JOB
Copy out each line of the material in which the word "formativo" appears.

EXTRACTED INFORMATION
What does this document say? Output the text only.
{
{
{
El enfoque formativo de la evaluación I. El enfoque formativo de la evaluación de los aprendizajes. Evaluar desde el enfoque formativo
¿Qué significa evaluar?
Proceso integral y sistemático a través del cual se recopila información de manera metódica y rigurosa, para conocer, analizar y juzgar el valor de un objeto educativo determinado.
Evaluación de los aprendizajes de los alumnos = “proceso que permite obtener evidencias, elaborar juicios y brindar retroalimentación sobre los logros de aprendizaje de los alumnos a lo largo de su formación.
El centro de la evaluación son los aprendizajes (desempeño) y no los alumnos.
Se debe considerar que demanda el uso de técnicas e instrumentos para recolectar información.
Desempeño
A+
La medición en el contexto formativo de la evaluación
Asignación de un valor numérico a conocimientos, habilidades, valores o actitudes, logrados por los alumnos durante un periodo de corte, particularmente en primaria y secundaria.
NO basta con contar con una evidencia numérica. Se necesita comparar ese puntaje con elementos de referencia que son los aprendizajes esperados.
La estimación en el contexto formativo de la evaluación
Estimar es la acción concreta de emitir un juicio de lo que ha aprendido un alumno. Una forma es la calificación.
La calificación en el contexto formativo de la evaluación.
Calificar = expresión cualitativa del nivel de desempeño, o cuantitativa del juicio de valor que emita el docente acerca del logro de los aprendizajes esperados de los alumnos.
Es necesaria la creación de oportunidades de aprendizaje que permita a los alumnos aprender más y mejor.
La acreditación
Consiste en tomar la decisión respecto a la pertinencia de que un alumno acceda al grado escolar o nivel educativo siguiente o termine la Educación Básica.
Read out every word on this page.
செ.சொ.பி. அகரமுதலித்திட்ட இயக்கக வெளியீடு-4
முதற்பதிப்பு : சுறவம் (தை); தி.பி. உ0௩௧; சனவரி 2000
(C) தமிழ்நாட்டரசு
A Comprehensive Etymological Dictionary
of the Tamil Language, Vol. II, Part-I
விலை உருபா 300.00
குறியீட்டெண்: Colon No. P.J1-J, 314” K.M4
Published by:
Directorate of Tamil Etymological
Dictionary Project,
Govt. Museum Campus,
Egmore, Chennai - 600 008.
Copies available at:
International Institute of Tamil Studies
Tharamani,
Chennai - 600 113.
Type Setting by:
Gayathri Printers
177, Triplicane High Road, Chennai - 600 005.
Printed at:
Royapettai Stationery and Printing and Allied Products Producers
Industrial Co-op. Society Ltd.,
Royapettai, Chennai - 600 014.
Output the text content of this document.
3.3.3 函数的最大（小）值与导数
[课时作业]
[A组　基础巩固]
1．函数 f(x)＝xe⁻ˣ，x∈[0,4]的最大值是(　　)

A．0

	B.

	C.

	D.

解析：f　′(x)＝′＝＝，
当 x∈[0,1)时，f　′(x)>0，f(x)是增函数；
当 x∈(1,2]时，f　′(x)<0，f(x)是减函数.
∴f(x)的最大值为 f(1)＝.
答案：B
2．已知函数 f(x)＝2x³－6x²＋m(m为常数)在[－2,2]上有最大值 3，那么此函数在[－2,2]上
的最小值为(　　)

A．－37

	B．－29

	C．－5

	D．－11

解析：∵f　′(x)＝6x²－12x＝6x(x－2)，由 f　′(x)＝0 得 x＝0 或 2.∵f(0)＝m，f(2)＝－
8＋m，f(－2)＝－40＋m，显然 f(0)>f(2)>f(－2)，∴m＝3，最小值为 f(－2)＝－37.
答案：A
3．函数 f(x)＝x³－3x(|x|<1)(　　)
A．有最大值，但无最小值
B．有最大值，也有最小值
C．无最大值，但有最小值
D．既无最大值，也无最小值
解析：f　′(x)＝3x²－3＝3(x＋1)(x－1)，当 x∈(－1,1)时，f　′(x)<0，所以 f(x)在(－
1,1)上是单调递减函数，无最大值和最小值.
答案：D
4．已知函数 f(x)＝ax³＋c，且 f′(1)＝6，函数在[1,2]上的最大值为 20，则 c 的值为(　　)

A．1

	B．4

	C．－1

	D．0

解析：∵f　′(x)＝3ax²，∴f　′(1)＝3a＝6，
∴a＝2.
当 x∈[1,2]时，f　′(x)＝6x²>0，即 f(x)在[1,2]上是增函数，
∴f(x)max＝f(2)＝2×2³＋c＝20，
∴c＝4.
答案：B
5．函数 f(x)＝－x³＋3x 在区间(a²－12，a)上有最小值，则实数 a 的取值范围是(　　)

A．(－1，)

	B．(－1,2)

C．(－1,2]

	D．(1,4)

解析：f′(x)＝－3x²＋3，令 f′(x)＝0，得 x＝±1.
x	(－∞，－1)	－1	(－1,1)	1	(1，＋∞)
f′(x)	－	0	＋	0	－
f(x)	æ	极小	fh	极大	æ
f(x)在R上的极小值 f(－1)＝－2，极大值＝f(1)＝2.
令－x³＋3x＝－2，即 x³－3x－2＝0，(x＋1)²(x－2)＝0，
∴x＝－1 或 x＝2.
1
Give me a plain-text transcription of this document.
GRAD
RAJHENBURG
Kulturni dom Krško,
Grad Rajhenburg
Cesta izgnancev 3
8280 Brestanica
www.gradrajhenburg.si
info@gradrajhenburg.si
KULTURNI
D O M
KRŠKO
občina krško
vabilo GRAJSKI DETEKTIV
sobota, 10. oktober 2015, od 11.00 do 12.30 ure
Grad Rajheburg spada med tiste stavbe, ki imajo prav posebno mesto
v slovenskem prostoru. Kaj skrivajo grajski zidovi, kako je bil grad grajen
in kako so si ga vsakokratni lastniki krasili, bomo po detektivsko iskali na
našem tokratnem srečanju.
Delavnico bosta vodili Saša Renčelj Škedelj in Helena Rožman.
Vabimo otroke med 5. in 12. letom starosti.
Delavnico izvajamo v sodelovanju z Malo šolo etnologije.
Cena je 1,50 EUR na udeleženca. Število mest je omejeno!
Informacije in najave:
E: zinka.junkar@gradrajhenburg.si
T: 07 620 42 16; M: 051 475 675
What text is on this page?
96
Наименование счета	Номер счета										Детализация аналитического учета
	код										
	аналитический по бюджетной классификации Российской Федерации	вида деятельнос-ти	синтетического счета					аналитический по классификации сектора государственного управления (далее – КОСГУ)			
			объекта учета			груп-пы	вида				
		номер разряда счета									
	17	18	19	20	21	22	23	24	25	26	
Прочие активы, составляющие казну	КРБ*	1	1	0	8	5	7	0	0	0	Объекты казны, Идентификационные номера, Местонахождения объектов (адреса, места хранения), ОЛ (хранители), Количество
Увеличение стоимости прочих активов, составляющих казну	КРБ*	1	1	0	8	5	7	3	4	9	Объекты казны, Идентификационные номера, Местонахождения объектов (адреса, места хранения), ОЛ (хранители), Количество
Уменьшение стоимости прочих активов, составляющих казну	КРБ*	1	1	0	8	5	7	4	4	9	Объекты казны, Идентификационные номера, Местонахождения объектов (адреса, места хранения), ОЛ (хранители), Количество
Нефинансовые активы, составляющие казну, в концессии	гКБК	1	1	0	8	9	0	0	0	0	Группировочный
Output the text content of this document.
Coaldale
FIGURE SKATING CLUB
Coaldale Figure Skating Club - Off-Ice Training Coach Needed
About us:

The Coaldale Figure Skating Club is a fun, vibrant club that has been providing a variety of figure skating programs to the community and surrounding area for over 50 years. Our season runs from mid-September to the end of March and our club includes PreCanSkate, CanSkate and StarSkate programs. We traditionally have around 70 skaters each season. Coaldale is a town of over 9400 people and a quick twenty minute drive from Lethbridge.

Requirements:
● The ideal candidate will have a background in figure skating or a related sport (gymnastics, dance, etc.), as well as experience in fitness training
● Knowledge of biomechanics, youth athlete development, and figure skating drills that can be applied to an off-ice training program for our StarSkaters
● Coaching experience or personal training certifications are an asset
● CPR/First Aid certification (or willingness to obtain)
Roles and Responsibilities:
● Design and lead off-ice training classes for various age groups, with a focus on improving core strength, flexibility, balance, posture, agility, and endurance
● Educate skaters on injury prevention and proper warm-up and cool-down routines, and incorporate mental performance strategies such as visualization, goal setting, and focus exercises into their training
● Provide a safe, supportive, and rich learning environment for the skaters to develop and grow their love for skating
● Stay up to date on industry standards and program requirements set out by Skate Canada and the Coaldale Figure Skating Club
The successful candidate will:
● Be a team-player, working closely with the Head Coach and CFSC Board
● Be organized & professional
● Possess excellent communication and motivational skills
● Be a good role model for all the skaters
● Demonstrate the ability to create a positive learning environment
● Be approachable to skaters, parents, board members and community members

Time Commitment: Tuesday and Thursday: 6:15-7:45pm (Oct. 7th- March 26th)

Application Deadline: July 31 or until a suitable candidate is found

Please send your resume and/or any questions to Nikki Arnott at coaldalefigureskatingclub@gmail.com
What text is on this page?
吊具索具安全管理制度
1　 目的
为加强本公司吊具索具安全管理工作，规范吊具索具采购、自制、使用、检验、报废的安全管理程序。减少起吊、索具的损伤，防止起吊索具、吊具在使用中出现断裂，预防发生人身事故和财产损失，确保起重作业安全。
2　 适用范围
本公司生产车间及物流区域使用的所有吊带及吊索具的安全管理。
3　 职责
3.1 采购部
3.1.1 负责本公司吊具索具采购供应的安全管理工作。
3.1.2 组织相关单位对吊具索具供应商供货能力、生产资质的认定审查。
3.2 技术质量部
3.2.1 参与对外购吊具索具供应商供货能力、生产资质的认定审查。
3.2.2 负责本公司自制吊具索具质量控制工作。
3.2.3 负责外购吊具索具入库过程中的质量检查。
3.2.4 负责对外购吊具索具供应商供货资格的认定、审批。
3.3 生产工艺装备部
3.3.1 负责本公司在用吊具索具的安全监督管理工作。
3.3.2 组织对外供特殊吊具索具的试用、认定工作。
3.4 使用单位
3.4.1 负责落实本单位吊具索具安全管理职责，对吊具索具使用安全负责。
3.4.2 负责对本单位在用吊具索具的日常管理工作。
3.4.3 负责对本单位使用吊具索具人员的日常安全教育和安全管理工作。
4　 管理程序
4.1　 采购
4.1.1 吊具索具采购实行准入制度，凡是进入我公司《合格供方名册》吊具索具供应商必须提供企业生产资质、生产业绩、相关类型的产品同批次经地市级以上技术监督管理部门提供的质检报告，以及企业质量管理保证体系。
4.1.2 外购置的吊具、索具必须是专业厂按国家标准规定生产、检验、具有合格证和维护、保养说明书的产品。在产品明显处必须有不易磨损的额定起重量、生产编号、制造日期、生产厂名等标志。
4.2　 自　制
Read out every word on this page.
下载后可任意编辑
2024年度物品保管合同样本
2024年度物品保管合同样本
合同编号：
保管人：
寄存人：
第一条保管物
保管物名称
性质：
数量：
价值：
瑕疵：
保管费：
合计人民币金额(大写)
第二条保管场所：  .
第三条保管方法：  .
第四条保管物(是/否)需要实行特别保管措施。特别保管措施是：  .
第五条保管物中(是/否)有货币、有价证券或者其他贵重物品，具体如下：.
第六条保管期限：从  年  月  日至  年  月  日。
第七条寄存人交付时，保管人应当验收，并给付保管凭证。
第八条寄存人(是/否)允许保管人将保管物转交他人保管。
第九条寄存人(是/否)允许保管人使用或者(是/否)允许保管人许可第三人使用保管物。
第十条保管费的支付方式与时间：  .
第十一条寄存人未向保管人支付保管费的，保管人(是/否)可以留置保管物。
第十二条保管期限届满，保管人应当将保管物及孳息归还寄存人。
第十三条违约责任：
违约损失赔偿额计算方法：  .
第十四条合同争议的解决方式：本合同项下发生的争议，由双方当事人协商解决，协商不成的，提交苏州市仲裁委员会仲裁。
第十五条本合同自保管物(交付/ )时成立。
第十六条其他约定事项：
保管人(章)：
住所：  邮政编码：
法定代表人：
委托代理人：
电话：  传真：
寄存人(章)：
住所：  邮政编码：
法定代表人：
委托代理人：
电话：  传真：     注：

THE SOLUTION
El enfoque formativo de la evaluación I. El enfoque formativo de la evaluación de los aprendizajes. Evaluar desde el enfoque formativo
La medición en el contexto formativo de la evaluación
La estimación en el contexto formativo de la evaluación
La calificación en el contexto formativo de la evaluación.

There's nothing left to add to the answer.